Stated task:
Provide only the number of lines in the records below that include "rimborso".

[Start]

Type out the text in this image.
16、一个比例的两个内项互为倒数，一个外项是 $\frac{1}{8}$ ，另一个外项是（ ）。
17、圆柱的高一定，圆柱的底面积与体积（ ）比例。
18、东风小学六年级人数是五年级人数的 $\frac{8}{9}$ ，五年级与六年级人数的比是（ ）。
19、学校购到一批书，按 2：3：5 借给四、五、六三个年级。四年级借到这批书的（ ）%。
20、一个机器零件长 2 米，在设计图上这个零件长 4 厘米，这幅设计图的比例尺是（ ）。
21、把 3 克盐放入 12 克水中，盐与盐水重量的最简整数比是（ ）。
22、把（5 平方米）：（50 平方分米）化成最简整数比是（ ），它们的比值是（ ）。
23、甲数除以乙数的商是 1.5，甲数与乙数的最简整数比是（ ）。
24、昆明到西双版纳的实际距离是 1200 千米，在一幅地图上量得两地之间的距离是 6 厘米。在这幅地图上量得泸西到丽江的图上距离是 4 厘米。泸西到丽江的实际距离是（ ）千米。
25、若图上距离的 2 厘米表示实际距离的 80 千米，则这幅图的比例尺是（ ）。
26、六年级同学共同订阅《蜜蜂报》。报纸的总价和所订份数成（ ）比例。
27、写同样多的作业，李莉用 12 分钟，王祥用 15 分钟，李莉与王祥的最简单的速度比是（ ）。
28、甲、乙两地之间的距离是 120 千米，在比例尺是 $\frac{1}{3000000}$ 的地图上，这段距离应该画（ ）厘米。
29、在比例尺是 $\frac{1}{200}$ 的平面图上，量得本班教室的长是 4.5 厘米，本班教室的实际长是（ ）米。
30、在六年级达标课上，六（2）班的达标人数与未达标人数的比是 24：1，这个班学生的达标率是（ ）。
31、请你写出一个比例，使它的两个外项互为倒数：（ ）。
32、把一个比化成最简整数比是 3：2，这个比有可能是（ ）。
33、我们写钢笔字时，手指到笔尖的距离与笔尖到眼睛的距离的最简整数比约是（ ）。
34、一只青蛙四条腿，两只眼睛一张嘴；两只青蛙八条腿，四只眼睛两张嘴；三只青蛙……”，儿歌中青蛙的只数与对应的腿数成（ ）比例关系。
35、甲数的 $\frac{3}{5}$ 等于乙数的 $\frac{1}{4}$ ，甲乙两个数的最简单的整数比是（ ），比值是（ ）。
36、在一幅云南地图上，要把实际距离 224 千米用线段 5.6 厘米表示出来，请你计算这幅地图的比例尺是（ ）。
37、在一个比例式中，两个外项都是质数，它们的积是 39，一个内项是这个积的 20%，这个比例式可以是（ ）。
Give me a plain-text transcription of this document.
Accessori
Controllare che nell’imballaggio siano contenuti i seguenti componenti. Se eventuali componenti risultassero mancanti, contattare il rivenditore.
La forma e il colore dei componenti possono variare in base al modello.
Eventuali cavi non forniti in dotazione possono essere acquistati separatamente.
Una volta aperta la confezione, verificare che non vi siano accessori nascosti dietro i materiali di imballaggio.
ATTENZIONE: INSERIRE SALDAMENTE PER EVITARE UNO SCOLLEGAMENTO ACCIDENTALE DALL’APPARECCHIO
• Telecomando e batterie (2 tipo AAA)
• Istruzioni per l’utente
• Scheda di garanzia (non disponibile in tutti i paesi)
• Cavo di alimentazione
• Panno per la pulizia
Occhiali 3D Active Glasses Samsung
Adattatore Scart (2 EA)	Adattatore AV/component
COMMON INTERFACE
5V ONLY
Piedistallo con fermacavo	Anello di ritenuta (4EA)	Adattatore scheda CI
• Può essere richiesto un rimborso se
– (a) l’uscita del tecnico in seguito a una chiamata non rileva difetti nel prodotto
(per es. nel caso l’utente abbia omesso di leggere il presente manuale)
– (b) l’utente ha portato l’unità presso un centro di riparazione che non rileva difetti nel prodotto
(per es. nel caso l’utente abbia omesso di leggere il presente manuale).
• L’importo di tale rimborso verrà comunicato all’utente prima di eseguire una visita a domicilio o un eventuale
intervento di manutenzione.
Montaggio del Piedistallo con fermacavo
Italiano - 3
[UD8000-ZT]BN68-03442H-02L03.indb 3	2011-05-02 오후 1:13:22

[End]
[Start]

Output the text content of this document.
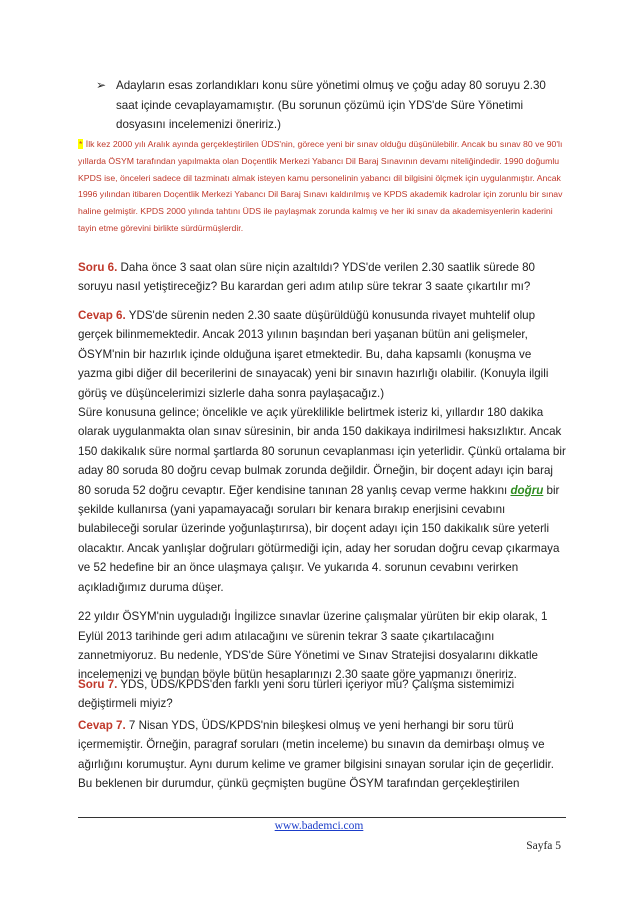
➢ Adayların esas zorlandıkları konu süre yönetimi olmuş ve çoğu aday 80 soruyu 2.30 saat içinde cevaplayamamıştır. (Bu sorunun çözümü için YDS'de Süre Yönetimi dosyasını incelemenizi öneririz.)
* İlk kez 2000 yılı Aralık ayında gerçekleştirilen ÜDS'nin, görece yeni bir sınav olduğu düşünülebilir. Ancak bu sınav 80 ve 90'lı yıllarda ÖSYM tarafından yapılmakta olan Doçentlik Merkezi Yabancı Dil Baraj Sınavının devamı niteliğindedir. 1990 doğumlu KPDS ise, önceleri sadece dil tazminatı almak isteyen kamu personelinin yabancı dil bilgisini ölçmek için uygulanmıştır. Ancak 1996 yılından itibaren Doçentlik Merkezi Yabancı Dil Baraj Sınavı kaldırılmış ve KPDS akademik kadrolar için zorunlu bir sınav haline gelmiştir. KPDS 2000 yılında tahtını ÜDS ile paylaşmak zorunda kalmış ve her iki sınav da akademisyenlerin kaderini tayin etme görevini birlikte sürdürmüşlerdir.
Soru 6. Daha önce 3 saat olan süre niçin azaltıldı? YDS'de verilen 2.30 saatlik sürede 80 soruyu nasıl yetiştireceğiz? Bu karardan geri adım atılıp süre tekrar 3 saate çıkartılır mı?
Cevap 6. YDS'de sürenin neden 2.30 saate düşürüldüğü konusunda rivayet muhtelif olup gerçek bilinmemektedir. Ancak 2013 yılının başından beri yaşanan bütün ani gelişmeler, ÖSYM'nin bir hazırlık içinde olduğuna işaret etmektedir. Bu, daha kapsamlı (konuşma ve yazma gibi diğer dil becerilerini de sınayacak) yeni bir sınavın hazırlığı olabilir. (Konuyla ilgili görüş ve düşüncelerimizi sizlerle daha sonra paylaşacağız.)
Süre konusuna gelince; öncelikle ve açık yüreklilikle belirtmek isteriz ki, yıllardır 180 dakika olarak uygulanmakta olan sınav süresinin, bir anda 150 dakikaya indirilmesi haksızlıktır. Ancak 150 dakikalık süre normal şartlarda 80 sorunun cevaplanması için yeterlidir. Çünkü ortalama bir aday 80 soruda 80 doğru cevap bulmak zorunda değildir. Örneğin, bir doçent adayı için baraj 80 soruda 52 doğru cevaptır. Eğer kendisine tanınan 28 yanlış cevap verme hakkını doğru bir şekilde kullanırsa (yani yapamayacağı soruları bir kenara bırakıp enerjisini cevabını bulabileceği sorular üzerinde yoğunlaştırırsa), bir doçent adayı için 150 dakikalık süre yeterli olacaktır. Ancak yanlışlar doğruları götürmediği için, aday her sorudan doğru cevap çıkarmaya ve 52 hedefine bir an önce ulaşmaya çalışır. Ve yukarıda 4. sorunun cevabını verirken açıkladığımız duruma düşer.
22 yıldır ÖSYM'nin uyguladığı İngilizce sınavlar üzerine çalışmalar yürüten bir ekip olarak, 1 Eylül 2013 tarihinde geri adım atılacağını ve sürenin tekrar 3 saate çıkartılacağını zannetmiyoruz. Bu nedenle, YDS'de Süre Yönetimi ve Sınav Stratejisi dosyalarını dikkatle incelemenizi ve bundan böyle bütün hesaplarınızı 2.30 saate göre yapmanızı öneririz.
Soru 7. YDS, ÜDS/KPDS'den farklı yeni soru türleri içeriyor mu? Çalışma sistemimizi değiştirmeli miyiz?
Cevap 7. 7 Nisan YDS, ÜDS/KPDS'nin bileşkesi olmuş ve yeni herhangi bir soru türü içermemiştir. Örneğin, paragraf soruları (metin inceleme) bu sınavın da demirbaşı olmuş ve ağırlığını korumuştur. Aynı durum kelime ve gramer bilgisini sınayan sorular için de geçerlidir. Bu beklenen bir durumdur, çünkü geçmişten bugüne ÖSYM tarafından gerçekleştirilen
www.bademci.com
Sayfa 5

[End]

Result of this task:
2